Extracted data entries:
>>>

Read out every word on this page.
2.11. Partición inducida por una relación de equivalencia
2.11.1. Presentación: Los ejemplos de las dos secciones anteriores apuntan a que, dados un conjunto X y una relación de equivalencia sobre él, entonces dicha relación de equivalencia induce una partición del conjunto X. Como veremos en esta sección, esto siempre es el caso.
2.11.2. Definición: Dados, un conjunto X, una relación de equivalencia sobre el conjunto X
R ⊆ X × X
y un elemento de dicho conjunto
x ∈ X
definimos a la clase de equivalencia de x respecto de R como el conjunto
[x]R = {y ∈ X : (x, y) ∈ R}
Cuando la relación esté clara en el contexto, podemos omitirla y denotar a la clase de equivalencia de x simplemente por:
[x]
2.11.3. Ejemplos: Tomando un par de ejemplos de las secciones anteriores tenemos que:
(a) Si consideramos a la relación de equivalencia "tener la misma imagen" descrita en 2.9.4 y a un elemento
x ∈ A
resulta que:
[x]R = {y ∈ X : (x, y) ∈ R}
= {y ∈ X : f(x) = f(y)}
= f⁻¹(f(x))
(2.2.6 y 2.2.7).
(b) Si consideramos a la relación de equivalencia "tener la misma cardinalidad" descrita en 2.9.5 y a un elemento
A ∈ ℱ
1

<<<
>>>

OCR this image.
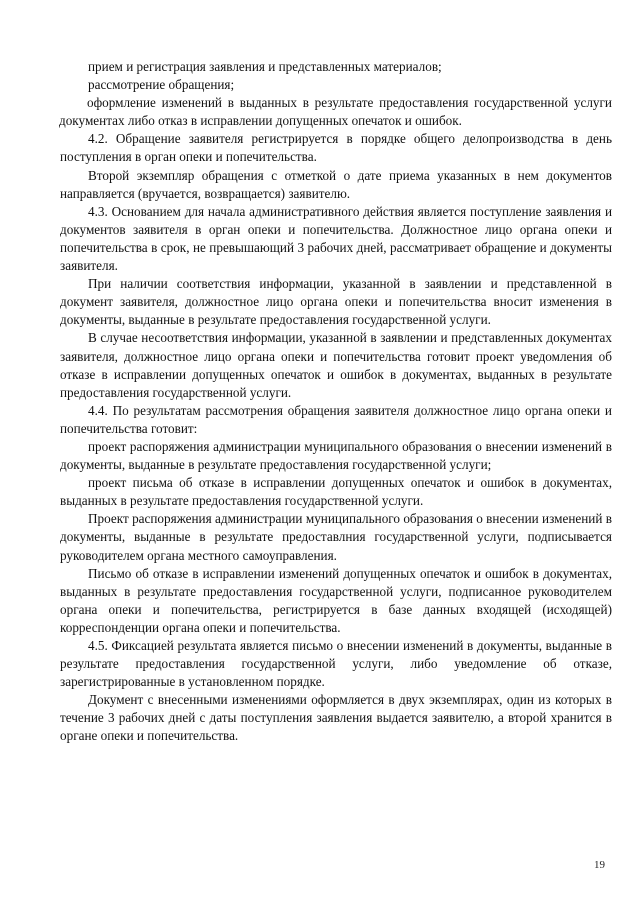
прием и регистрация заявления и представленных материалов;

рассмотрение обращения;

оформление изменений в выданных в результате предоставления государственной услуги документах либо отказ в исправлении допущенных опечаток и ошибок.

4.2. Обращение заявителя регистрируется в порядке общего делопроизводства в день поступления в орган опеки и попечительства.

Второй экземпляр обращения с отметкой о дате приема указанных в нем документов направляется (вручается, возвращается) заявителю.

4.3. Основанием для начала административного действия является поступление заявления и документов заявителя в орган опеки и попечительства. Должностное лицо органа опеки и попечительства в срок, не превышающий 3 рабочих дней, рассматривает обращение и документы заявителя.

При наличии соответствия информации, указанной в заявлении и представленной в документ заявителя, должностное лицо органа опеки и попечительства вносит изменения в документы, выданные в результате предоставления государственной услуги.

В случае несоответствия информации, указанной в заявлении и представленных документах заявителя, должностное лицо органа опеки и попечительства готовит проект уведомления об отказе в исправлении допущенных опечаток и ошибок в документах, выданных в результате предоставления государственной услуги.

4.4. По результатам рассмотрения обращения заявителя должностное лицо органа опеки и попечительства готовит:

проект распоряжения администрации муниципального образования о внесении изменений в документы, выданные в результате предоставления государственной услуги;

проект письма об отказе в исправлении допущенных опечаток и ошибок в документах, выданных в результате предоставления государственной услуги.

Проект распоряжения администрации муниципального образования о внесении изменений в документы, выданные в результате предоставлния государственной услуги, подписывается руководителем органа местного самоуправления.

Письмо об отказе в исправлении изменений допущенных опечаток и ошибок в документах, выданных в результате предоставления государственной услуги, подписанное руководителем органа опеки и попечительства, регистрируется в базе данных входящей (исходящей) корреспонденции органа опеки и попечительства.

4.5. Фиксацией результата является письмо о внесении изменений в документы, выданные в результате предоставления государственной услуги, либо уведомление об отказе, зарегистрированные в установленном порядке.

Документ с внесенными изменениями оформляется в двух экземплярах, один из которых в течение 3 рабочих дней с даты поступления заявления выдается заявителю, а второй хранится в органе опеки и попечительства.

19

<<<
>>>

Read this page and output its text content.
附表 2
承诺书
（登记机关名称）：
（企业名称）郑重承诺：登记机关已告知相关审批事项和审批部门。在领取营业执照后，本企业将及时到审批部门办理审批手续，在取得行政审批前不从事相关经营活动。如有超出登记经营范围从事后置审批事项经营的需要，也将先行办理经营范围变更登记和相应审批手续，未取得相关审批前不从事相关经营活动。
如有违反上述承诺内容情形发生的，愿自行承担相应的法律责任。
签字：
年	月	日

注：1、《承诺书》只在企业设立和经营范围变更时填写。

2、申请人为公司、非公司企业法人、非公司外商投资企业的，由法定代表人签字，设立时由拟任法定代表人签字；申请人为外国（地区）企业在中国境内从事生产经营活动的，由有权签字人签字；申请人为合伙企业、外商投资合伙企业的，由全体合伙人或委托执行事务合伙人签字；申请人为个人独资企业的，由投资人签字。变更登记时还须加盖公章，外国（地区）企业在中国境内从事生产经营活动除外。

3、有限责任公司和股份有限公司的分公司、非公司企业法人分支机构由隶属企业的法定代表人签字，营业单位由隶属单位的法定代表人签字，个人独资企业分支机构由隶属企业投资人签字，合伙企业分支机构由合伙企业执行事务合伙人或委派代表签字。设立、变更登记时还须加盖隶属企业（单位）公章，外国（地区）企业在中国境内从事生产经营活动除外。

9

<<<

Say how many lines include the word "clase"; reply with the number alone.

Right answer
2